PROBLEM STATEMENT
Repeat the whole listing below, word for word.

─── ENTRIES PROVIDED

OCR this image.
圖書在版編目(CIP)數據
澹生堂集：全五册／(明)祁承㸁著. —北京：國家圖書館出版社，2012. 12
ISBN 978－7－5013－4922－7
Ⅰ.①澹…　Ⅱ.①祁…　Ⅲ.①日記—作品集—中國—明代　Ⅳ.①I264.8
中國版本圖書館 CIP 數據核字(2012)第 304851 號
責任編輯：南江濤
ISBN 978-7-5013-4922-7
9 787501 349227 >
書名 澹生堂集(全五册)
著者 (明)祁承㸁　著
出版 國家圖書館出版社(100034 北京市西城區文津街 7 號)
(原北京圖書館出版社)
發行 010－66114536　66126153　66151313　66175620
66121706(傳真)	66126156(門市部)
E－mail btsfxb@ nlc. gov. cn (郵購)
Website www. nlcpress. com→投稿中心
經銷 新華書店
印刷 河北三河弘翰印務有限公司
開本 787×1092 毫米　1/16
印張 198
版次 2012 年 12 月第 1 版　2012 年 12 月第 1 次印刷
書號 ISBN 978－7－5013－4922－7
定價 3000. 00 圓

──────

COMPLETED EXERCISE
OCR this image.
圖書在版編目(CIP)數據
澹生堂集：全五册／(明)祁承㸁著. —北京：國家圖書館出版社，2012. 12
ISBN 978－7－5013－4922－7
Ⅰ.①澹…　Ⅱ.①祁…　Ⅲ.①日記—作品集—中國—明代　Ⅳ.①I264.8
中國版本圖書館 CIP 數據核字(2012)第 304851 號
責任編輯：南江濤
ISBN 978-7-5013-4922-7
9 787501 349227 >
書名 澹生堂集(全五册)
著者 (明)祁承㸁　著
出版 國家圖書館出版社(100034 北京市西城區文津街 7 號)
(原北京圖書館出版社)
發行 010－66114536　66126153　66151313　66175620
66121706(傳真)	66126156(門市部)
E－mail btsfxb@ nlc. gov. cn (郵購)
Website www. nlcpress. com→投稿中心
經銷 新華書店
印刷 河北三河弘翰印務有限公司
開本 787×1092 毫米　1/16
印張 198
版次 2012 年 12 月第 1 版　2012 年 12 月第 1 次印刷
書號 ISBN 978－7－5013－4922－7
定價 3000. 00 圓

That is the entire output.